▶ [Work to be completed] Every line of the data that contains the string "vehicle" must be copied.

>> BEGIN

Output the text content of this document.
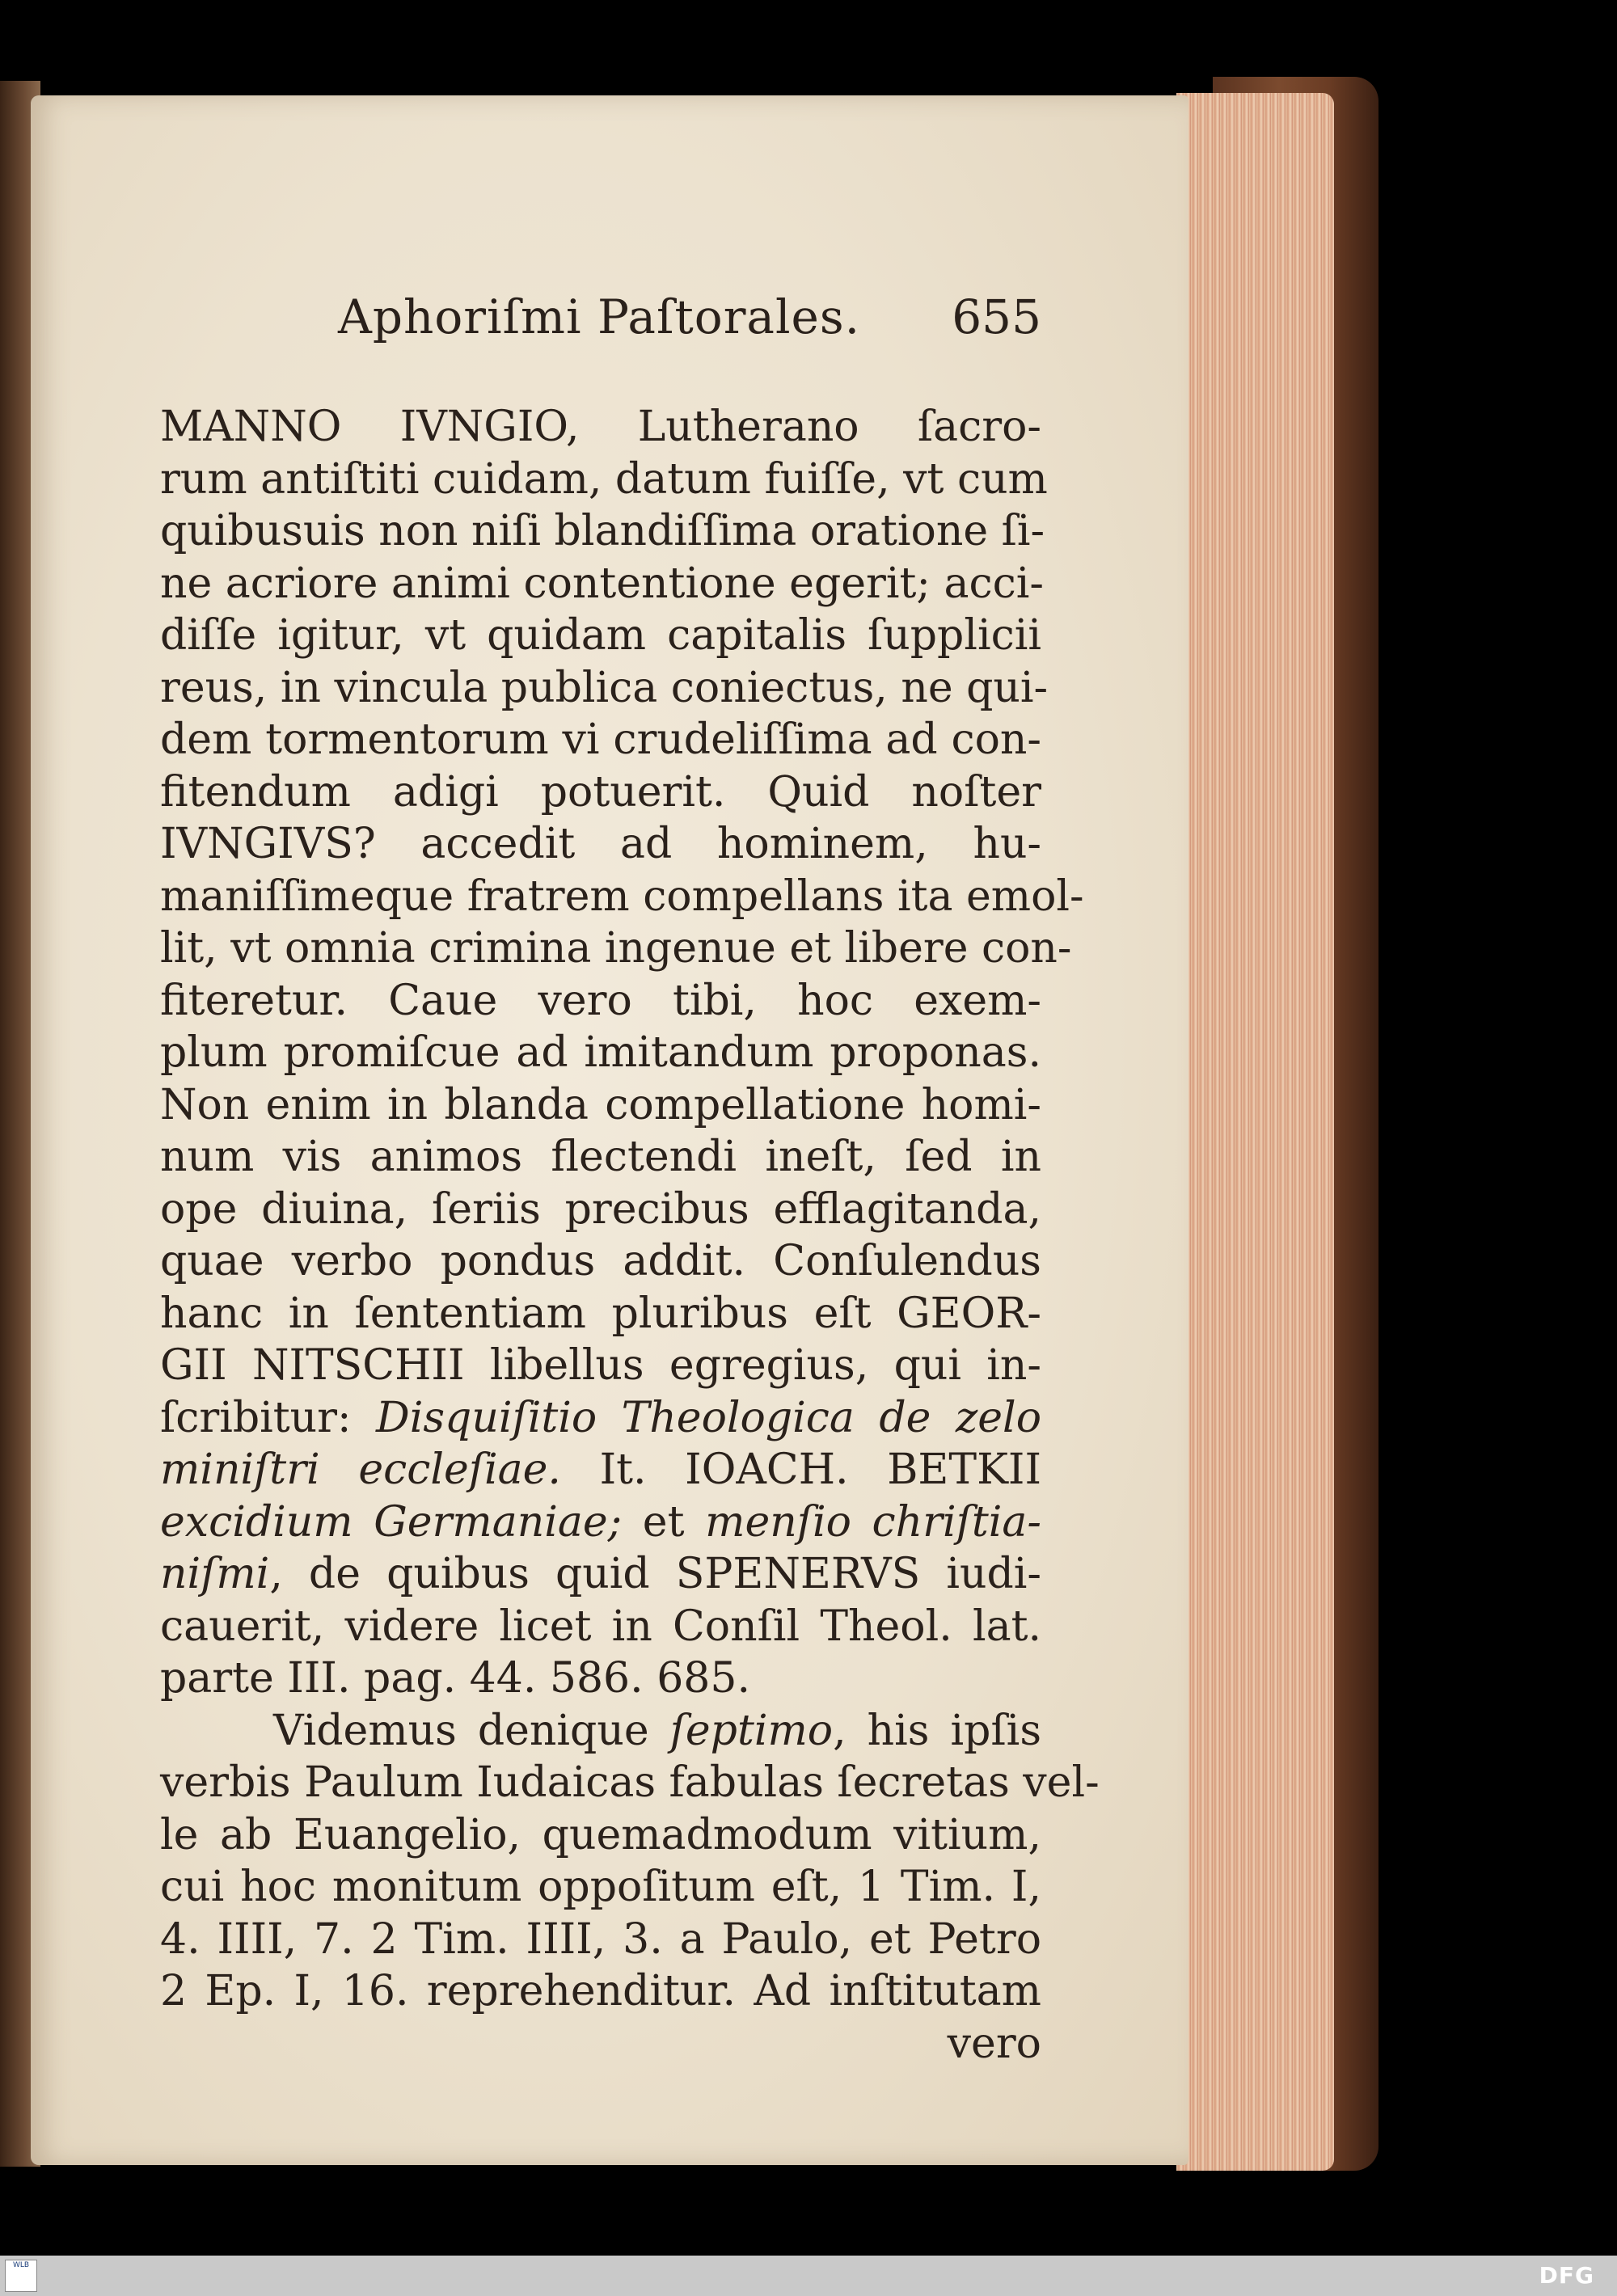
Aphoriſmi Paſtorales. 655
MANNO IVNGIO, Lutherano ſacro-
rum antiſtiti cuidam, datum fuiſſe, vt cum
quibusuis non niſi blandiſſima oratione ſi-
ne acriore animi contentione egerit; acci-
diſſe igitur, vt quidam capitalis ſupplicii
reus, in vincula publica coniectus, ne qui-
dem tormentorum vi crudeliſſima ad con-
fitendum adigi potuerit. Quid noſter
IVNGIVS? accedit ad hominem, hu-
maniſſimeque fratrem compellans ita emol-
lit, vt omnia crimina ingenue et libere con-
fiteretur. Caue vero tibi, hoc exem-
plum promiſcue ad imitandum proponas.
Non enim in blanda compellatione homi-
num vis animos flectendi ineſt, ſed in
ope diuina, ſeriis precibus efflagitanda,
quae verbo pondus addit. Conſulendus
hanc in ſententiam pluribus eſt GEOR-
GII NITSCHII libellus egregius, qui in-
ſcribitur: Disquiſitio Theologica de zelo
miniſtri eccleſiae. It. IOACH. BETKII
excidium Germaniae; et menſio chriſtia-
niſmi, de quibus quid SPENERVS iudi-
cauerit, videre licet in Conſil Theol. lat.
parte III. pag. 44. 586. 685.
Videmus denique ſeptimo, his ipſis
verbis Paulum Iudaicas fabulas ſecretas vel-
le ab Euangelio, quemadmodum vitium,
cui hoc monitum oppoſitum eſt, 1 Tim. I,
4. IIII, 7. 2 Tim. IIII, 3. a Paulo, et Petro
2 Ep. I, 16. reprehenditur. Ad inſtitutam
vero
WLB	DFG
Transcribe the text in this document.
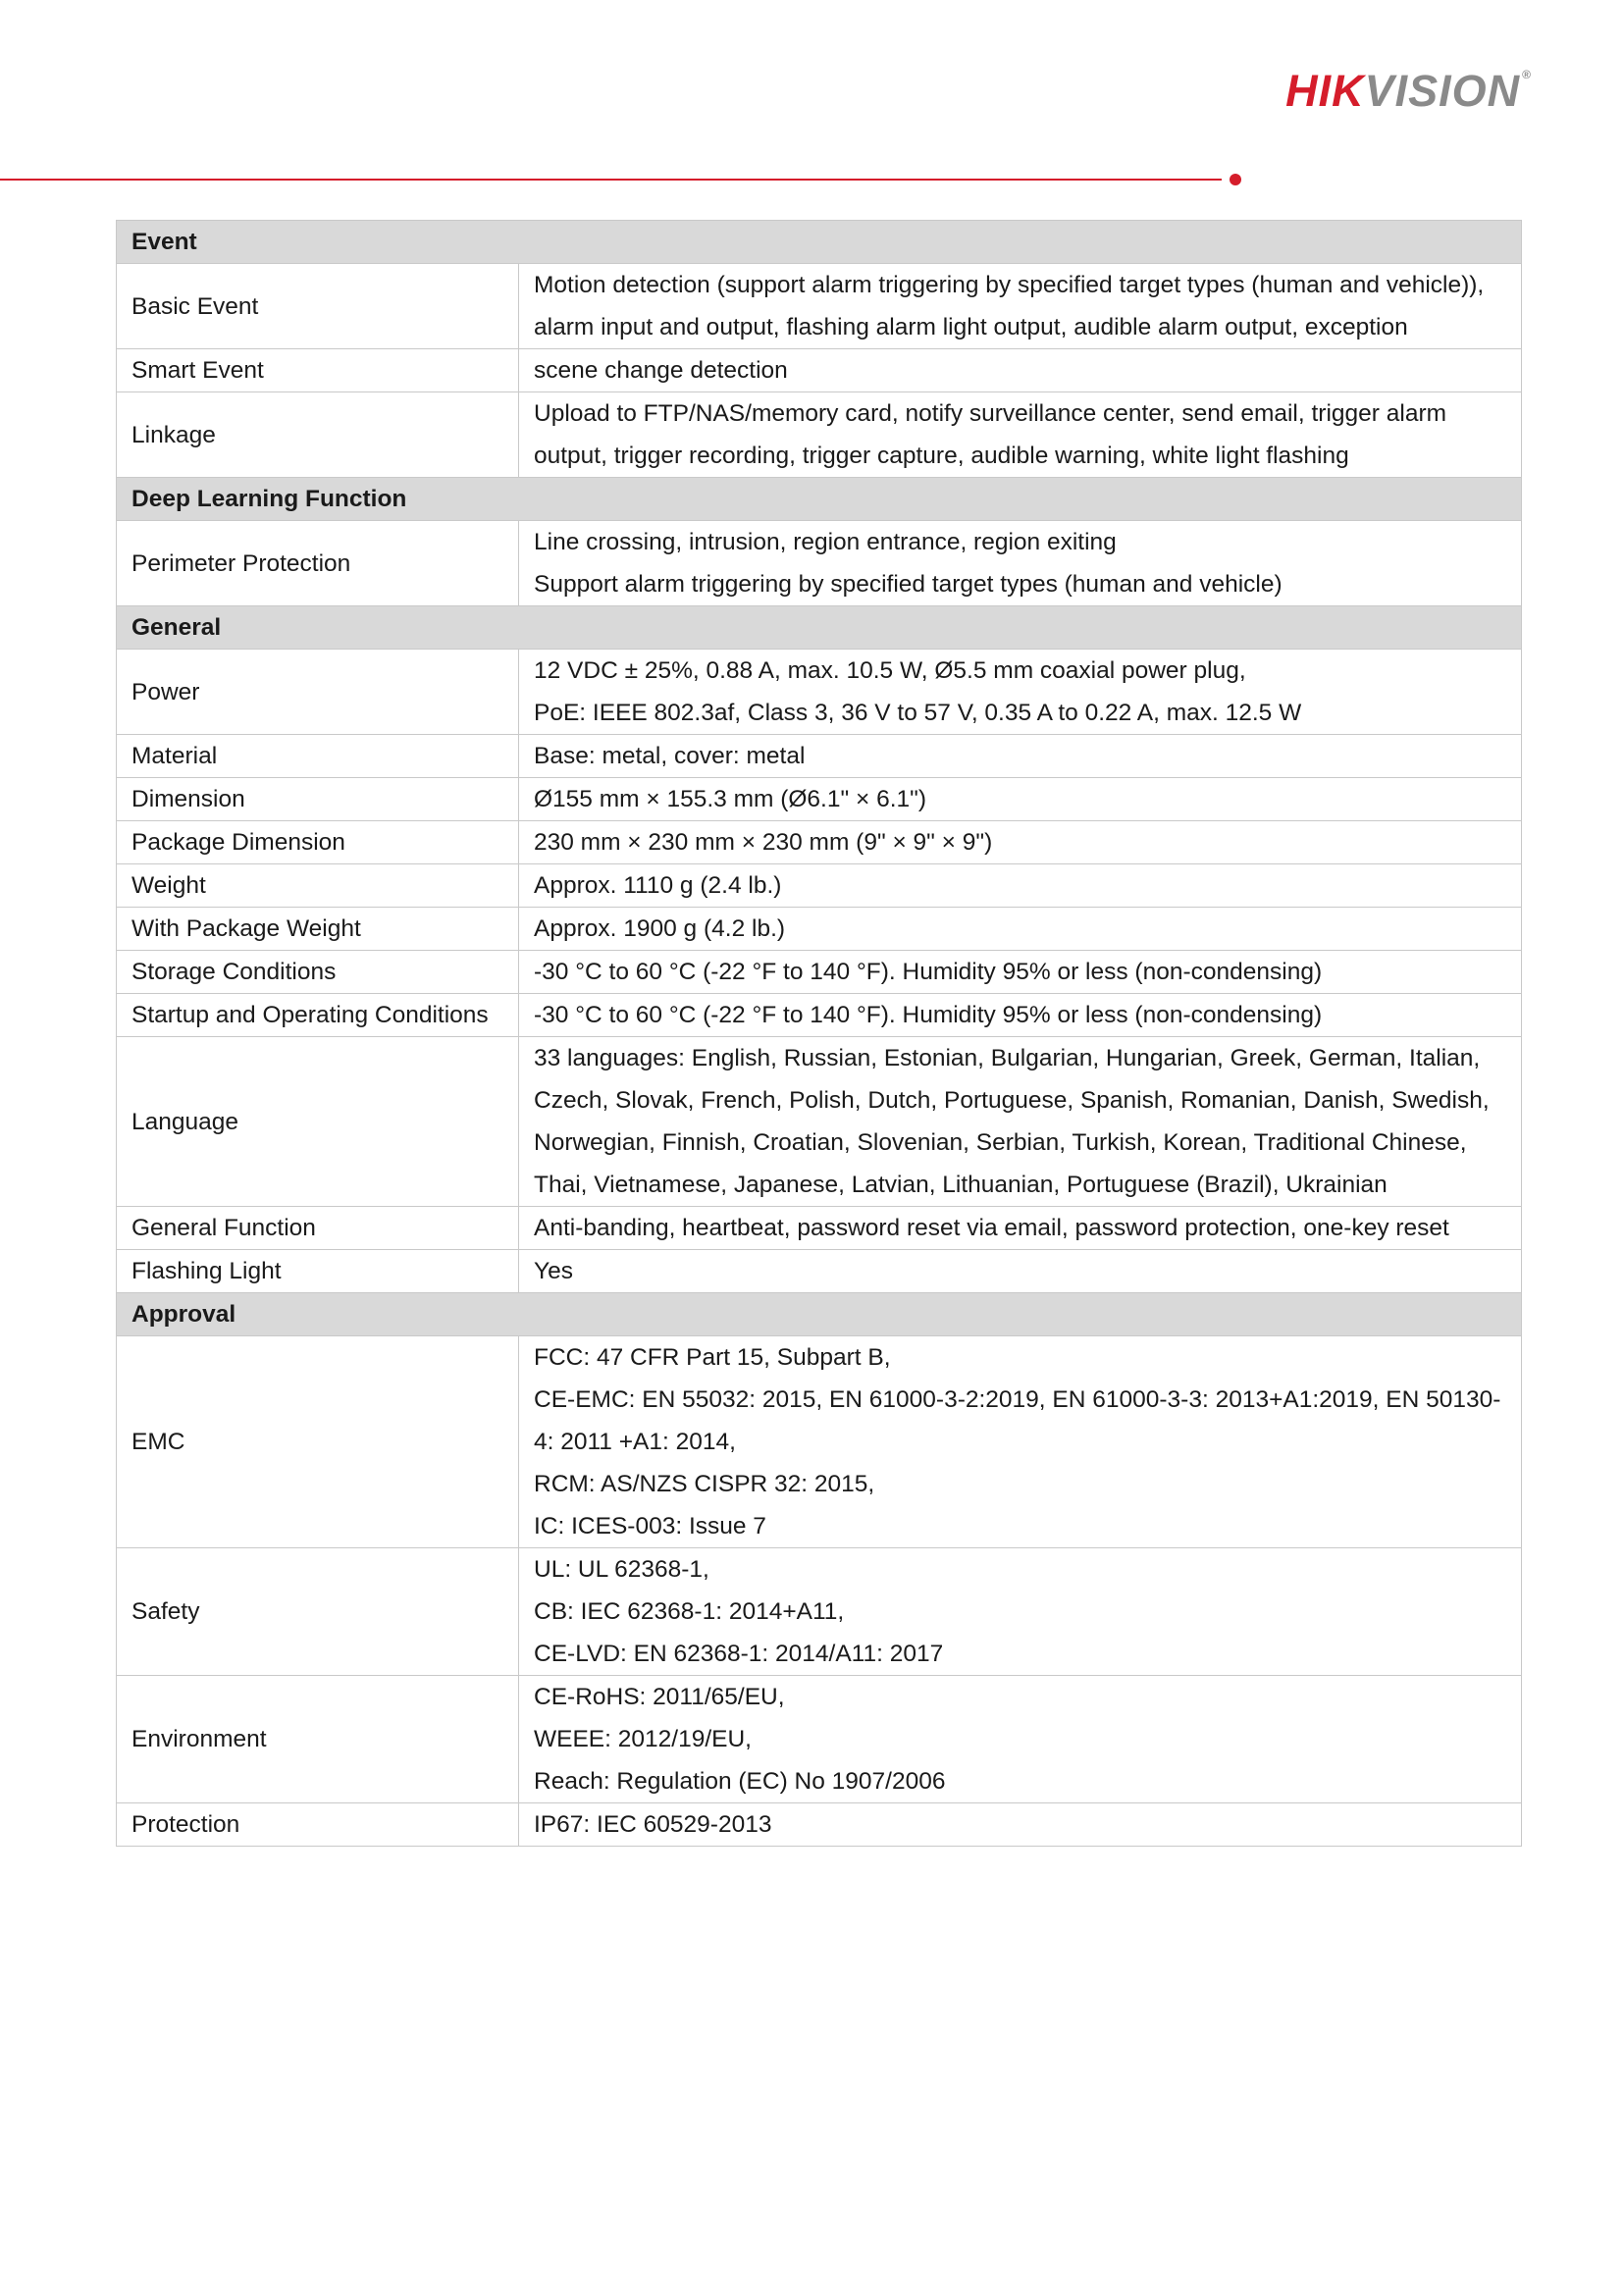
HIKVISION ®
Event	
Basic Event	Motion detection (support alarm triggering by specified target types (human and vehicle)), alarm input and output, flashing alarm light output, audible alarm output, exception
Smart Event	scene change detection
Linkage	Upload to FTP/NAS/memory card, notify surveillance center, send email, trigger alarm output, trigger recording, trigger capture, audible warning, white light flashing
Deep Learning Function	
Perimeter Protection	Line crossing, intrusion, region entrance, region exiting
Support alarm triggering by specified target types (human and vehicle)
General	
Power	12 VDC ± 25%, 0.88 A, max. 10.5 W, Ø5.5 mm coaxial power plug,
PoE: IEEE 802.3af, Class 3, 36 V to 57 V, 0.35 A to 0.22 A, max. 12.5 W
Material	Base: metal, cover: metal
Dimension	Ø155 mm × 155.3 mm (Ø6.1" × 6.1")
Package Dimension	230 mm × 230 mm × 230 mm (9" × 9" × 9")
Weight	Approx. 1110 g (2.4 lb.)
With Package Weight	Approx. 1900 g (4.2 lb.)
Storage Conditions	-30 °C to 60 °C (-22 °F to 140 °F). Humidity 95% or less (non-condensing)
Startup and Operating Conditions	-30 °C to 60 °C (-22 °F to 140 °F). Humidity 95% or less (non-condensing)
Language	33 languages: English, Russian, Estonian, Bulgarian, Hungarian, Greek, German, Italian, Czech, Slovak, French, Polish, Dutch, Portuguese, Spanish, Romanian, Danish, Swedish, Norwegian, Finnish, Croatian, Slovenian, Serbian, Turkish, Korean, Traditional Chinese, Thai, Vietnamese, Japanese, Latvian, Lithuanian, Portuguese (Brazil), Ukrainian
General Function	Anti-banding, heartbeat, password reset via email, password protection, one-key reset
Flashing Light	Yes
Approval	
EMC	FCC: 47 CFR Part 15, Subpart B,
CE-EMC: EN 55032: 2015, EN 61000-3-2:2019, EN 61000-3-3: 2013+A1:2019, EN 50130-4: 2011 +A1: 2014,
RCM: AS/NZS CISPR 32: 2015,
IC: ICES-003: Issue 7
Safety	UL: UL 62368-1,
CB: IEC 62368-1: 2014+A11,
CE-LVD: EN 62368-1: 2014/A11: 2017
Environment	CE-RoHS: 2011/65/EU,
WEEE: 2012/19/EU,
Reach: Regulation (EC) No 1907/2006
Protection	IP67: IEC 60529-2013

>> END

▶ [Complete output]
Basic Event	Motion detection (support alarm triggering by specified target types (human and vehicle)), alarm input and output, flashing alarm light output, audible alarm output, exception
Support alarm triggering by specified target types (human and vehicle)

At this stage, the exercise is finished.